---- Extract provided
- Directed by: Claude Chabrol
- Screenplay by: Claude Chabrol
- Based on: Madame Bovary 1857 novel by Gustave Flaubert
- Produced by: Marin Karmitz
- Starring: Isabelle Huppert; Jean-François Balmer; Christophe Malavoy; Jean Yanne;
- Cinematography: Jean Rabier
- Edited by: Monique Fardoulis
- Music by: Jean-Michel Bernard Matthieu Chabrol Maurice Coignard
- Distributed by: MK2 Diffusion
- Release date: 3 April 1991;
- Running time: 143 minutes
- Country: France
- Language: French

= Madame Bovary (1991 film) =

1991 film by Claude Chabrol

Madame Bovary is a 1991 French drama film directed by Claude Chabrol and based on the 1857 novel Madame Bovary by French author Gustave Flaubert.

Set in Normandy in the 1850s, the film follows the story of Emma Bovary, an attractive young woman full of romantic notions, whose marriage to an unexciting country doctor leads her to adulterous affairs and tragedy.
--------
◆ Prompt A
Who produced the film, according to the Madame Bovary film article?
◆ Prompt B
Condense the paragraph of the Madame Bovary film article that begins "Set in Normandy" into a single shorter sentence that keeps its main facts.
◆ Prompt C
Retype the portion of the Madame Bovary film article from "Madame Bovary is" up to and including "affairs and tragedy.".
The data is separate material, unrelated to the Madame Bovary film article.
---- Study material
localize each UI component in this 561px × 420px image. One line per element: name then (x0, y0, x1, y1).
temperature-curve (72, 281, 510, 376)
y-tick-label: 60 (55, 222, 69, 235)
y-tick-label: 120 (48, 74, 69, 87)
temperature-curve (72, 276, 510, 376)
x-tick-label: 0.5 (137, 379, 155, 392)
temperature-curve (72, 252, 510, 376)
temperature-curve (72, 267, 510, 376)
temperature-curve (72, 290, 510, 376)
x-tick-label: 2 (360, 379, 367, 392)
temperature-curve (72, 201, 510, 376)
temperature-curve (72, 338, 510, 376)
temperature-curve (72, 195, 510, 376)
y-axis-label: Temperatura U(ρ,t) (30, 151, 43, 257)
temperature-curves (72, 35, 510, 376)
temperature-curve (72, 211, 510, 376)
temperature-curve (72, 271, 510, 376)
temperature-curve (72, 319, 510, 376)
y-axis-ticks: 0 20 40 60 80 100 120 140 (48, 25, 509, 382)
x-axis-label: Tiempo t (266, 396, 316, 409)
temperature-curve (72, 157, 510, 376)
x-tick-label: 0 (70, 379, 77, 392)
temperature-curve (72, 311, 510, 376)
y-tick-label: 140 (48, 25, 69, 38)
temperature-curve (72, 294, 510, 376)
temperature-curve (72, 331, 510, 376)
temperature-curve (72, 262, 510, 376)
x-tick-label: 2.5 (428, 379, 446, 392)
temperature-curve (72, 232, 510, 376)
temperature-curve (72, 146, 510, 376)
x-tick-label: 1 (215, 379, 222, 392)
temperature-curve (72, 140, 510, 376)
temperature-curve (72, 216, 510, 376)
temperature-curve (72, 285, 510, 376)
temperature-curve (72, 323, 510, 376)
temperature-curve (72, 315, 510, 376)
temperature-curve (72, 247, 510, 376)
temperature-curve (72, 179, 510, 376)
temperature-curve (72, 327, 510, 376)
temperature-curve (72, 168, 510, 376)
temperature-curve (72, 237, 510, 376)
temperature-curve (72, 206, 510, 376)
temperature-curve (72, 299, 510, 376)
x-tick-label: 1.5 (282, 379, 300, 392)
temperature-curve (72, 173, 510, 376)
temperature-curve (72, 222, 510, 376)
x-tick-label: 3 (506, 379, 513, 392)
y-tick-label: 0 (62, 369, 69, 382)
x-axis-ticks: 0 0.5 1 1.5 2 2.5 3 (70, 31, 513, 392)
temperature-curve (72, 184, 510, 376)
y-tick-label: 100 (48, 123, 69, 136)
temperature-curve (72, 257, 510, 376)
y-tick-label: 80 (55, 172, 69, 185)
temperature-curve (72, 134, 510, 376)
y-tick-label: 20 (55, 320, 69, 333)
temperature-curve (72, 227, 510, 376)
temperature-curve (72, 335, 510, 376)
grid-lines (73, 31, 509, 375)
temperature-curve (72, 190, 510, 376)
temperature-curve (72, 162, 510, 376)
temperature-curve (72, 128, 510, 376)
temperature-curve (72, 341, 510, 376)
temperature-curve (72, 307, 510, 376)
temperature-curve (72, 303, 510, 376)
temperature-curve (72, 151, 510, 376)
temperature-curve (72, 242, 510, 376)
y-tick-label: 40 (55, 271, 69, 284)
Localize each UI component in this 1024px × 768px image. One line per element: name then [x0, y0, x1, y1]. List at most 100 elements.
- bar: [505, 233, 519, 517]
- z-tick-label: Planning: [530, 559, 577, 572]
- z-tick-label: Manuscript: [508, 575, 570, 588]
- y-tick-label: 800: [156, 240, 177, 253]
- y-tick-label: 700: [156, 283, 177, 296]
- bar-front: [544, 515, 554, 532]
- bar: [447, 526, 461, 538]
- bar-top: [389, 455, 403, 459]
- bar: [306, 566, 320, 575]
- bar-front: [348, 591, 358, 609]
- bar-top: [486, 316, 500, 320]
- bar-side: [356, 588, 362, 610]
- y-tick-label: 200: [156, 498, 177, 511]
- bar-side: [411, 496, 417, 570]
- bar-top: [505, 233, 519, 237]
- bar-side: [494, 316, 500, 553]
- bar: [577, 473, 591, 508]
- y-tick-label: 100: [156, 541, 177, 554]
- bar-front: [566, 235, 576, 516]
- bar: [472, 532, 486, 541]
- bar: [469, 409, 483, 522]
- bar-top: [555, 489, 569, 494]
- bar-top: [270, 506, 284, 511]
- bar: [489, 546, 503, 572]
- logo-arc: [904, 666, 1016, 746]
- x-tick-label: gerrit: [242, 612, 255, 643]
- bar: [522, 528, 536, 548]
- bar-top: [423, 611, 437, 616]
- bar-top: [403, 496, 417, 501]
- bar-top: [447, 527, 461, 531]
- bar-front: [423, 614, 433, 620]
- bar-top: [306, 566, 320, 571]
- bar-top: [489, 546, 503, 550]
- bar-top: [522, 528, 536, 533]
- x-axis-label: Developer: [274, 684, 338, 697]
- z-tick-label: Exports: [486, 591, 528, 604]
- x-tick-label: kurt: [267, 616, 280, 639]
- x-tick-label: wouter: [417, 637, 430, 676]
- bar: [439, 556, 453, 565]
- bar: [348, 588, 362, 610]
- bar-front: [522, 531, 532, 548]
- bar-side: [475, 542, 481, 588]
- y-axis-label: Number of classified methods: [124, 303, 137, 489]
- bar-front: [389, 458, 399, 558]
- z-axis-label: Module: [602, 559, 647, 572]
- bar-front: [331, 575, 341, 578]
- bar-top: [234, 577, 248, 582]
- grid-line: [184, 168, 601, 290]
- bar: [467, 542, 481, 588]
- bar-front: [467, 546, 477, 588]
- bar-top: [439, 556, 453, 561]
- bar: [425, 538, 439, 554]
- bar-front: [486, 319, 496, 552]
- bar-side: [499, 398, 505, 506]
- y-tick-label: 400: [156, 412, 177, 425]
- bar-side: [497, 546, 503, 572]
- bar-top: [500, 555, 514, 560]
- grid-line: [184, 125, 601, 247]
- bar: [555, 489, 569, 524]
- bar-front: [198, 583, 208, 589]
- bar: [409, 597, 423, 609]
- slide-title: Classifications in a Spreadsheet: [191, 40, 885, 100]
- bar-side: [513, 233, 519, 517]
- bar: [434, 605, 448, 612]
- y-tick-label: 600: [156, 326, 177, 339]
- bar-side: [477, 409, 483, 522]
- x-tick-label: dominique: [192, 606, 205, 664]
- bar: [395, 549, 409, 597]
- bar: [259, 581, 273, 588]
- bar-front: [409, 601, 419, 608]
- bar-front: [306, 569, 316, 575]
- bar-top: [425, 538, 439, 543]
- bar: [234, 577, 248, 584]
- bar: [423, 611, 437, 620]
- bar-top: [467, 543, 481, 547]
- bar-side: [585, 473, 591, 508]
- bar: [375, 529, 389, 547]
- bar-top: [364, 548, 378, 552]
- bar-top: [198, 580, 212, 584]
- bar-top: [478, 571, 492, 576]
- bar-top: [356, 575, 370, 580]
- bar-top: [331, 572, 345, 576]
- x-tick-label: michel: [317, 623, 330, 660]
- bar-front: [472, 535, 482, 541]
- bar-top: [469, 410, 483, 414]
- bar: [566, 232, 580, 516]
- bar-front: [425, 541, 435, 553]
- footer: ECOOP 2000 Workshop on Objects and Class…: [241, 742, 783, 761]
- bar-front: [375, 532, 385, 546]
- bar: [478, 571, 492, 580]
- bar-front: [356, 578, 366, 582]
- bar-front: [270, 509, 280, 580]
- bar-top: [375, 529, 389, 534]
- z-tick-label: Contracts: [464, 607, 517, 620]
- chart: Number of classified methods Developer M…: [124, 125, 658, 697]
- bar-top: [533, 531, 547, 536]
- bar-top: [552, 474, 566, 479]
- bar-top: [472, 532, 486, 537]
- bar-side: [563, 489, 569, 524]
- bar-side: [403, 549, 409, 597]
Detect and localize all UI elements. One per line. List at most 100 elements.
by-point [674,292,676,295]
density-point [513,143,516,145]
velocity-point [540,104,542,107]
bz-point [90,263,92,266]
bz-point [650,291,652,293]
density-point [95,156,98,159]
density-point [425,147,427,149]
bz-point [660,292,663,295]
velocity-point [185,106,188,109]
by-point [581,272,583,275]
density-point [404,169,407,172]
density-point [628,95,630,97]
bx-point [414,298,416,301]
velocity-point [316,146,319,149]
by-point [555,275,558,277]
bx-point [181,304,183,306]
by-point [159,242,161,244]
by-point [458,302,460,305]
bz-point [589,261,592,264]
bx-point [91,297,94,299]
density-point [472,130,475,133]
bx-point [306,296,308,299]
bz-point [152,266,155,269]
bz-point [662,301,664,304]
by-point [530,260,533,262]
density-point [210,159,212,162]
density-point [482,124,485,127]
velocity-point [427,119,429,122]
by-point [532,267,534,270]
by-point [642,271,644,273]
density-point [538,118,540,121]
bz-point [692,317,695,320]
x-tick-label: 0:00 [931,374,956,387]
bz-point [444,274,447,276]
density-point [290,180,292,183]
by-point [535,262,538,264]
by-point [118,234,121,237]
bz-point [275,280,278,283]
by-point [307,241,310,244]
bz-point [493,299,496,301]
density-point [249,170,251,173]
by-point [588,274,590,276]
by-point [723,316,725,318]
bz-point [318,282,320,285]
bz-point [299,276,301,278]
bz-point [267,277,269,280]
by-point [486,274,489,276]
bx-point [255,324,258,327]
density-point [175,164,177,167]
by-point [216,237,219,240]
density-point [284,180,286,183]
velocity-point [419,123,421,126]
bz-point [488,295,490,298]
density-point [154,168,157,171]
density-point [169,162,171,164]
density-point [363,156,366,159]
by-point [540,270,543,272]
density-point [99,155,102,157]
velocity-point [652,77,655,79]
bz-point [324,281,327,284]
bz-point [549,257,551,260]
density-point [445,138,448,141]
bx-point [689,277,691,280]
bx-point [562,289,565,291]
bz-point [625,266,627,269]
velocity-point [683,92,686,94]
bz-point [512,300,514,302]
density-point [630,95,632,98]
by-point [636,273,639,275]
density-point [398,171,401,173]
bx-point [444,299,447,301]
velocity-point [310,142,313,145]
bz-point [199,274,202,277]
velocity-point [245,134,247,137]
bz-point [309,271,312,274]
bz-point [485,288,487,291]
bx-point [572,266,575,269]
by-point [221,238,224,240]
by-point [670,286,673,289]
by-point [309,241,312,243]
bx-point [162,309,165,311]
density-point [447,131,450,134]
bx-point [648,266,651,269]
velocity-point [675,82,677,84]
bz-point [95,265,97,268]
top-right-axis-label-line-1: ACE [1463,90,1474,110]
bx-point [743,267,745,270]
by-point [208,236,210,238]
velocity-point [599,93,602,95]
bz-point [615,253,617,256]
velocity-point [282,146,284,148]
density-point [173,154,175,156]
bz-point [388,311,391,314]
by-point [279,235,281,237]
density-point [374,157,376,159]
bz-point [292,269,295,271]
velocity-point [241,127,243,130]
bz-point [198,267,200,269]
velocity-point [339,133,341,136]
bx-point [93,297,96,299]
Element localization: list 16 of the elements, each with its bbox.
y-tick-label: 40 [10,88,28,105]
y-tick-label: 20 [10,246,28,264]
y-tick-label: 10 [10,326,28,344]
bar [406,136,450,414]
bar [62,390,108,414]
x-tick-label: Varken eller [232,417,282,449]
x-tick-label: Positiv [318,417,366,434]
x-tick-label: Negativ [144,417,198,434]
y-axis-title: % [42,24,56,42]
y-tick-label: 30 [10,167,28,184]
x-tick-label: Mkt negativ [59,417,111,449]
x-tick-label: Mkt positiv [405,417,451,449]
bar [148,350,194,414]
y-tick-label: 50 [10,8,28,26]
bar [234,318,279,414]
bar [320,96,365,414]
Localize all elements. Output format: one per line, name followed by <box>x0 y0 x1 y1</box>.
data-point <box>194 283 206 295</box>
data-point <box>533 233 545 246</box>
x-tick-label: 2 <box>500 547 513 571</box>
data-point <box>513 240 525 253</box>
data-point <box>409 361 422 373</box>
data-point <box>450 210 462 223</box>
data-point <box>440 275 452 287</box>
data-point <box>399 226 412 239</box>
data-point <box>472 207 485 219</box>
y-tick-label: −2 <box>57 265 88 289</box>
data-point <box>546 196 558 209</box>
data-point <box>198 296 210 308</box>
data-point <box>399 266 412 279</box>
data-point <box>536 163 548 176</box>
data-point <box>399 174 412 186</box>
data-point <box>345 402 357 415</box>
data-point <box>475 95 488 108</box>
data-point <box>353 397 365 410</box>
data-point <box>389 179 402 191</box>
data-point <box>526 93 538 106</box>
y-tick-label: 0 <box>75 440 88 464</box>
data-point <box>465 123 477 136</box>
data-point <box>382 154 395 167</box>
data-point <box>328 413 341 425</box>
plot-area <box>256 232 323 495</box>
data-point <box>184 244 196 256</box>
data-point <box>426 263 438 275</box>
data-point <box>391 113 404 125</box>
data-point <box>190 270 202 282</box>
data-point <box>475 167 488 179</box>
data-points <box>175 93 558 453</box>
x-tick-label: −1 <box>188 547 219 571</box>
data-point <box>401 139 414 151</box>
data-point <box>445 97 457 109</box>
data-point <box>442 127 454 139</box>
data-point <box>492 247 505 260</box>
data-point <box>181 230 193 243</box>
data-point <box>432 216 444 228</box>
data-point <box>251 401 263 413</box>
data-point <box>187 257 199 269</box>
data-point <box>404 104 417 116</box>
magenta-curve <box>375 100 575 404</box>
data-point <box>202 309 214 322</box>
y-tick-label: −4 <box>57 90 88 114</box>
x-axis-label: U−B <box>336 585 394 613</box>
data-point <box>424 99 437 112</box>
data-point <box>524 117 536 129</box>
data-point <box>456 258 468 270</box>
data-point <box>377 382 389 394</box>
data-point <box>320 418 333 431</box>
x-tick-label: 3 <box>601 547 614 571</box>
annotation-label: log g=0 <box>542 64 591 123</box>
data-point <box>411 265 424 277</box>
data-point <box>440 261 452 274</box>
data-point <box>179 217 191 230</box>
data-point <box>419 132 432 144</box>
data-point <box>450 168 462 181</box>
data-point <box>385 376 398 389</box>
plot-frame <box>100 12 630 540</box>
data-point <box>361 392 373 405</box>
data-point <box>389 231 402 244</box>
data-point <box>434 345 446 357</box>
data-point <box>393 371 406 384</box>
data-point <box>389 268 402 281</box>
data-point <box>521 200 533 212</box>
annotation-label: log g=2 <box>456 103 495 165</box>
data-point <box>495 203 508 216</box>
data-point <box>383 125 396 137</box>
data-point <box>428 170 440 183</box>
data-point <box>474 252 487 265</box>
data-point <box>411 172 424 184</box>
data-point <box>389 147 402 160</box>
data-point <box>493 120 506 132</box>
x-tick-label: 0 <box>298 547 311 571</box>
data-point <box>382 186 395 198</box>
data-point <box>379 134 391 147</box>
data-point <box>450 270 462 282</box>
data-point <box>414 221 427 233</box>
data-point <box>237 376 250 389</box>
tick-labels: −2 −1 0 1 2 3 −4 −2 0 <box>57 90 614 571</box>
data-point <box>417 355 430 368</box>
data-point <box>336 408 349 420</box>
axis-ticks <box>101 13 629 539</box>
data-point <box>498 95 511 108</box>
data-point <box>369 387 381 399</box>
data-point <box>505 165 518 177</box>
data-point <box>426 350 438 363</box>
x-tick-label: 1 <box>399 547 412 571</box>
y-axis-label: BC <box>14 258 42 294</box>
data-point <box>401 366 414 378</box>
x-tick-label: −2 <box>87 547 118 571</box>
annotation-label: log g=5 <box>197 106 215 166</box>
--------
◆ Expected output A
Marin Karmitz

◆ Expected output B
Set in 1850s Normandy, the film follows Emma Bovary, an attractive, romantic young woman whose marriage to a dull country doctor leads her to adulterous affairs and tragedy.

◆ Expected output C
Madame Bovary is a 1991 French drama film directed by Claude Chabrol and based on the 1857 novel Madame Bovary by French author Gustave Flaubert.

Set in Normandy in the 1850s, the film follows the story of Emma Bovary, an attractive young woman full of romantic notions, whose marriage to an unexciting country doctor leads her to adulterous affairs and tragedy.